Saved entries
---------------

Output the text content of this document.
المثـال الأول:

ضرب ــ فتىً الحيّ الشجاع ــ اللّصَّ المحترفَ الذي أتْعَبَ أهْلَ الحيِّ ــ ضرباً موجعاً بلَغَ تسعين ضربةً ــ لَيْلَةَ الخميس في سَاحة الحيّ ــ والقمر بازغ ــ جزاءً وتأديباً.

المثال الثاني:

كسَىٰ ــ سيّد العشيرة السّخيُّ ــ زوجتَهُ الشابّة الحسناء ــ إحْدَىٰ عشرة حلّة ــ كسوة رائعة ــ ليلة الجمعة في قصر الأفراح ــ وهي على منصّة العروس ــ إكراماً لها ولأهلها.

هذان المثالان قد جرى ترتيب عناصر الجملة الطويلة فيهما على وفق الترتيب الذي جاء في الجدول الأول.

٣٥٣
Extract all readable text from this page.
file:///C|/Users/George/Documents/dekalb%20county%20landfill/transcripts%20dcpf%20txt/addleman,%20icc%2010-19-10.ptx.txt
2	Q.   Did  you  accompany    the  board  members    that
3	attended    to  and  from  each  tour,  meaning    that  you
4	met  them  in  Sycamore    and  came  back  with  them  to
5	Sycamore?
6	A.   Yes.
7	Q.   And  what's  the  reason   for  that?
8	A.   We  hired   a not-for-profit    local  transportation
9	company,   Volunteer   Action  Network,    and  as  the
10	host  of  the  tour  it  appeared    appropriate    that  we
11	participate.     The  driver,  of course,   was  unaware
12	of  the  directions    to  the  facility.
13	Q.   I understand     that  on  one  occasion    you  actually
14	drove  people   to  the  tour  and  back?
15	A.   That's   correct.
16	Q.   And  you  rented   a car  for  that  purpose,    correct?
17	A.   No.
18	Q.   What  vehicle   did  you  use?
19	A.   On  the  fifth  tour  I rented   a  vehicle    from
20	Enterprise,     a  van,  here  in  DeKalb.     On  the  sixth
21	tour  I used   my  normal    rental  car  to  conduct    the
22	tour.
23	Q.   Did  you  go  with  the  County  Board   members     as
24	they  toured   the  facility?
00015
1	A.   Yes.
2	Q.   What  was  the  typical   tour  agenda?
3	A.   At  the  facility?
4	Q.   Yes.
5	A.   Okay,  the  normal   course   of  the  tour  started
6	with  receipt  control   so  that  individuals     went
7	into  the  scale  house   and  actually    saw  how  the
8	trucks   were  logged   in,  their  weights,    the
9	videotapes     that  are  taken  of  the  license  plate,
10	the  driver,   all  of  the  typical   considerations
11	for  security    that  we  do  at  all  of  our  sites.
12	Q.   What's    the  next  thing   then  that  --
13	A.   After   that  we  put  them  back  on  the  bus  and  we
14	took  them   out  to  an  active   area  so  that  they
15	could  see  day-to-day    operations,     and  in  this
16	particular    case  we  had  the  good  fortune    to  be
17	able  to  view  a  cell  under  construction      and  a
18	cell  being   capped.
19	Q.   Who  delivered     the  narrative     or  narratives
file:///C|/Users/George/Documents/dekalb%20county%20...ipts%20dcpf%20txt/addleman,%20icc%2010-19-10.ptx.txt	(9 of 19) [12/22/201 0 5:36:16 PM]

---------------

> **Stated problem**
Each line that holds the word "driver" is to be copied.

> **Problem solution**
11	participate.     The  driver,  of course,   was  unaware
10	the  driver,   all  of  the  typical   considerations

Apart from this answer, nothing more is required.